◆ WHAT TO PRODUCE:
Exactly reproduce each record listed below.

##### STORED DATA #####

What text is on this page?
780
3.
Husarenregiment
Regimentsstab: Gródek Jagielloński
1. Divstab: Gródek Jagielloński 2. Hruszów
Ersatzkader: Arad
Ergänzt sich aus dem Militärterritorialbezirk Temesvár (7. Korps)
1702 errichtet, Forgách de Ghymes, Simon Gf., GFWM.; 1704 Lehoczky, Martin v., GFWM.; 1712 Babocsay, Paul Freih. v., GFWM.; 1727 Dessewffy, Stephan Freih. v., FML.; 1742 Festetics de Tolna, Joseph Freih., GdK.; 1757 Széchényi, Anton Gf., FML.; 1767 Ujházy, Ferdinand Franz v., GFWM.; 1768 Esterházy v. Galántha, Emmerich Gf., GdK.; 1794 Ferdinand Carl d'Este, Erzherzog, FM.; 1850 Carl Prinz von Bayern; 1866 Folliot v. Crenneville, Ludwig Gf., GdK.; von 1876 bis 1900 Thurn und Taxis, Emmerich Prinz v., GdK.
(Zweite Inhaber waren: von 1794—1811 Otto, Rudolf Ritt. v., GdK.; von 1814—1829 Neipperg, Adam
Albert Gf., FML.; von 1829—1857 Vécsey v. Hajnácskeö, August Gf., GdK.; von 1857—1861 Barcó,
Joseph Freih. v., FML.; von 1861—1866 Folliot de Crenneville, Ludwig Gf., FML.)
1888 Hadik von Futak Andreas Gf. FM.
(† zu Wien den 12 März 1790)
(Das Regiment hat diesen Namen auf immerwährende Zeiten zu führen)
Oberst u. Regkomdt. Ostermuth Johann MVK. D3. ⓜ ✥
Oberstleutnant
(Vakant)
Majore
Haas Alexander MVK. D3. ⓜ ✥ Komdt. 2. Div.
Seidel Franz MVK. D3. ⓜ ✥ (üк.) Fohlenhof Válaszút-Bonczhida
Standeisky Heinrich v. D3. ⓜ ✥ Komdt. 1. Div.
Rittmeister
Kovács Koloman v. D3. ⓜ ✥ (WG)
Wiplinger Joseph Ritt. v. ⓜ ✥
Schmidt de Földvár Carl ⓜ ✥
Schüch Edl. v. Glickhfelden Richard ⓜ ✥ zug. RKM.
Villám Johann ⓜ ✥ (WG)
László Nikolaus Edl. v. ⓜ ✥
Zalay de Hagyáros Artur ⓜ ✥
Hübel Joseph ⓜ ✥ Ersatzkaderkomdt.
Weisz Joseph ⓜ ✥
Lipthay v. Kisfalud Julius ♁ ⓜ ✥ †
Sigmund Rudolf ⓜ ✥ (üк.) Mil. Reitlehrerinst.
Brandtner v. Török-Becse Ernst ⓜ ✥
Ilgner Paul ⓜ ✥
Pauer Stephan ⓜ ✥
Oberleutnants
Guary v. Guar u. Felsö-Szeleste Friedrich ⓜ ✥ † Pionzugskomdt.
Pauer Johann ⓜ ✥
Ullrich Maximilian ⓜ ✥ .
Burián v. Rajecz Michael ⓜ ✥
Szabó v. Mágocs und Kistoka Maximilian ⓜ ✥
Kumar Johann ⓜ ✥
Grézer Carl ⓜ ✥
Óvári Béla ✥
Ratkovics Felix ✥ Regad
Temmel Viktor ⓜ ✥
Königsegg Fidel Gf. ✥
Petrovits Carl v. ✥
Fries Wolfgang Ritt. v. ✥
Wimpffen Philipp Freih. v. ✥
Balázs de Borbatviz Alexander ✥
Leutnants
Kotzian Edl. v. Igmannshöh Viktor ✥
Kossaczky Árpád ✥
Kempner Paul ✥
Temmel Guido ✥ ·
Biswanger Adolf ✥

#####

◆ SOLUTION FOR THIS PROBLEM:
What text is on this page?
780
3.
Husarenregiment
Regimentsstab: Gródek Jagielloński
1. Divstab: Gródek Jagielloński 2. Hruszów
Ersatzkader: Arad
Ergänzt sich aus dem Militärterritorialbezirk Temesvár (7. Korps)
1702 errichtet, Forgách de Ghymes, Simon Gf., GFWM.; 1704 Lehoczky, Martin v., GFWM.; 1712 Babocsay, Paul Freih. v., GFWM.; 1727 Dessewffy, Stephan Freih. v., FML.; 1742 Festetics de Tolna, Joseph Freih., GdK.; 1757 Széchényi, Anton Gf., FML.; 1767 Ujházy, Ferdinand Franz v., GFWM.; 1768 Esterházy v. Galántha, Emmerich Gf., GdK.; 1794 Ferdinand Carl d'Este, Erzherzog, FM.; 1850 Carl Prinz von Bayern; 1866 Folliot v. Crenneville, Ludwig Gf., GdK.; von 1876 bis 1900 Thurn und Taxis, Emmerich Prinz v., GdK.
(Zweite Inhaber waren: von 1794—1811 Otto, Rudolf Ritt. v., GdK.; von 1814—1829 Neipperg, Adam
Albert Gf., FML.; von 1829—1857 Vécsey v. Hajnácskeö, August Gf., GdK.; von 1857—1861 Barcó,
Joseph Freih. v., FML.; von 1861—1866 Folliot de Crenneville, Ludwig Gf., FML.)
1888 Hadik von Futak Andreas Gf. FM.
(† zu Wien den 12 März 1790)
(Das Regiment hat diesen Namen auf immerwährende Zeiten zu führen)
Oberst u. Regkomdt. Ostermuth Johann MVK. D3. ⓜ ✥
Oberstleutnant
(Vakant)
Majore
Haas Alexander MVK. D3. ⓜ ✥ Komdt. 2. Div.
Seidel Franz MVK. D3. ⓜ ✥ (üк.) Fohlenhof Válaszút-Bonczhida
Standeisky Heinrich v. D3. ⓜ ✥ Komdt. 1. Div.
Rittmeister
Kovács Koloman v. D3. ⓜ ✥ (WG)
Wiplinger Joseph Ritt. v. ⓜ ✥
Schmidt de Földvár Carl ⓜ ✥
Schüch Edl. v. Glickhfelden Richard ⓜ ✥ zug. RKM.
Villám Johann ⓜ ✥ (WG)
László Nikolaus Edl. v. ⓜ ✥
Zalay de Hagyáros Artur ⓜ ✥
Hübel Joseph ⓜ ✥ Ersatzkaderkomdt.
Weisz Joseph ⓜ ✥
Lipthay v. Kisfalud Julius ♁ ⓜ ✥ †
Sigmund Rudolf ⓜ ✥ (üк.) Mil. Reitlehrerinst.
Brandtner v. Török-Becse Ernst ⓜ ✥
Ilgner Paul ⓜ ✥
Pauer Stephan ⓜ ✥
Oberleutnants
Guary v. Guar u. Felsö-Szeleste Friedrich ⓜ ✥ † Pionzugskomdt.
Pauer Johann ⓜ ✥
Ullrich Maximilian ⓜ ✥ .
Burián v. Rajecz Michael ⓜ ✥
Szabó v. Mágocs und Kistoka Maximilian ⓜ ✥
Kumar Johann ⓜ ✥
Grézer Carl ⓜ ✥
Óvári Béla ✥
Ratkovics Felix ✥ Regad
Temmel Viktor ⓜ ✥
Königsegg Fidel Gf. ✥
Petrovits Carl v. ✥
Fries Wolfgang Ritt. v. ✥
Wimpffen Philipp Freih. v. ✥
Balázs de Borbatviz Alexander ✥
Leutnants
Kotzian Edl. v. Igmannshöh Viktor ✥
Kossaczky Árpád ✥
Kempner Paul ✥
Temmel Guido ✥ ·
Biswanger Adolf ✥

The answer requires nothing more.